* **What is being asked**: Exclude the pictures, then quote exactly the lines from the one holding "Transcribe the text in this document." through the last line of the records.

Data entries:
□ □ □ □ □

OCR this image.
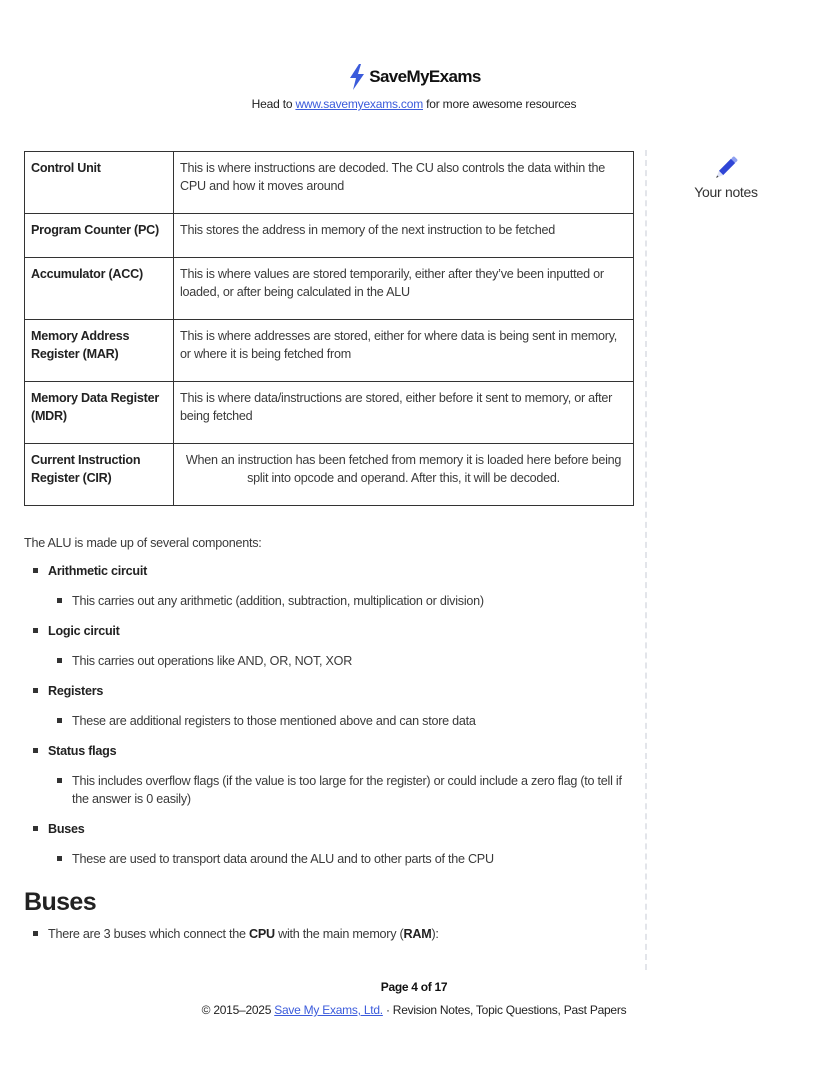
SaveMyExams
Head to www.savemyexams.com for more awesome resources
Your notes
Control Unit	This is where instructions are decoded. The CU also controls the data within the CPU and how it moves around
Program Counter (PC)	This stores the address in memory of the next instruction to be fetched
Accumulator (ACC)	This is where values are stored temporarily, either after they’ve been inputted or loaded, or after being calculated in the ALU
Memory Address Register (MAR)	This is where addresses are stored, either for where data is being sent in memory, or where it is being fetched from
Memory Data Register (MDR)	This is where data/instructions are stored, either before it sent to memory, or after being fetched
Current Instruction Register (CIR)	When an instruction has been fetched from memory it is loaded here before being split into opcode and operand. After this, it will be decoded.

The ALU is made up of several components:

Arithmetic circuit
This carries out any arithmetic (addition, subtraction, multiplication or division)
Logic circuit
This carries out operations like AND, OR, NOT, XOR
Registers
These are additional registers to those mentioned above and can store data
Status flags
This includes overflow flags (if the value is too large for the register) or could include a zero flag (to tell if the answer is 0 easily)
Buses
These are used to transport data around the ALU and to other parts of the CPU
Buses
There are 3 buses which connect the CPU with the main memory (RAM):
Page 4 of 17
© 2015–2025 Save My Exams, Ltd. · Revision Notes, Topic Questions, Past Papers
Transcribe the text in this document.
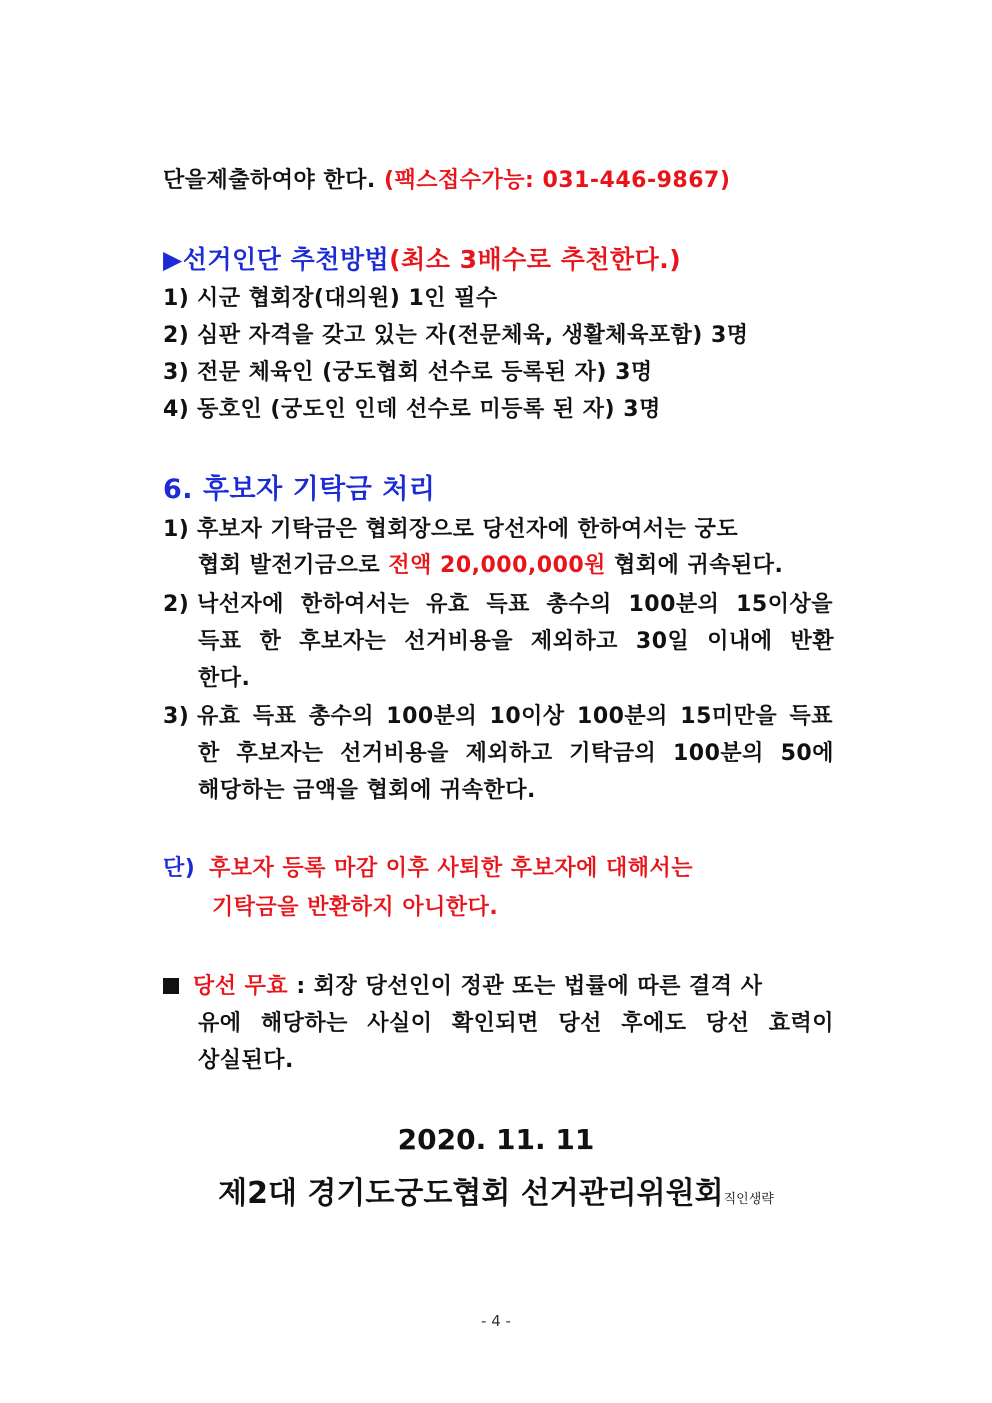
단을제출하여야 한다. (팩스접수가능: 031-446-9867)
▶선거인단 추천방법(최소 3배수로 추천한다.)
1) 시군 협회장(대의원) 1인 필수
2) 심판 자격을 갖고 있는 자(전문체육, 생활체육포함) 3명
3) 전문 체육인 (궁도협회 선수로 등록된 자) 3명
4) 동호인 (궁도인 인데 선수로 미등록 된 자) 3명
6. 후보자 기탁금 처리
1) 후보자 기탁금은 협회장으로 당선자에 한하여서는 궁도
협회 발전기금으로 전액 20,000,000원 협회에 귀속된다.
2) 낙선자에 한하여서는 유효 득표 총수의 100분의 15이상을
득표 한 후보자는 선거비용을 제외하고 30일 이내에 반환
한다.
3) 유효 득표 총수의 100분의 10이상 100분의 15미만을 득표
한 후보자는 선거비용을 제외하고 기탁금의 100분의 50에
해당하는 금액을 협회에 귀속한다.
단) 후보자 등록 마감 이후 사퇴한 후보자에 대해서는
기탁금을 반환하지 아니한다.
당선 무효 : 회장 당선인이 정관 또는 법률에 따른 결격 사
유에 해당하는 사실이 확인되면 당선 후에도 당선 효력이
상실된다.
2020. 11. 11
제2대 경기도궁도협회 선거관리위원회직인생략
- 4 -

□ □ □ □ □

* **Output of the task**:
Transcribe the text in this document.
단을제출하여야 한다. (팩스접수가능: 031-446-9867)
▶선거인단 추천방법(최소 3배수로 추천한다.)
1) 시군 협회장(대의원) 1인 필수
2) 심판 자격을 갖고 있는 자(전문체육, 생활체육포함) 3명
3) 전문 체육인 (궁도협회 선수로 등록된 자) 3명
4) 동호인 (궁도인 인데 선수로 미등록 된 자) 3명
6. 후보자 기탁금 처리
1) 후보자 기탁금은 협회장으로 당선자에 한하여서는 궁도
협회 발전기금으로 전액 20,000,000원 협회에 귀속된다.
2) 낙선자에 한하여서는 유효 득표 총수의 100분의 15이상을
득표 한 후보자는 선거비용을 제외하고 30일 이내에 반환
한다.
3) 유효 득표 총수의 100분의 10이상 100분의 15미만을 득표
한 후보자는 선거비용을 제외하고 기탁금의 100분의 50에
해당하는 금액을 협회에 귀속한다.
단) 후보자 등록 마감 이후 사퇴한 후보자에 대해서는
기탁금을 반환하지 아니한다.
당선 무효 : 회장 당선인이 정관 또는 법률에 따른 결격 사
유에 해당하는 사실이 확인되면 당선 후에도 당선 효력이
상실된다.
2020. 11. 11
제2대 경기도궁도협회 선거관리위원회직인생략
- 4 -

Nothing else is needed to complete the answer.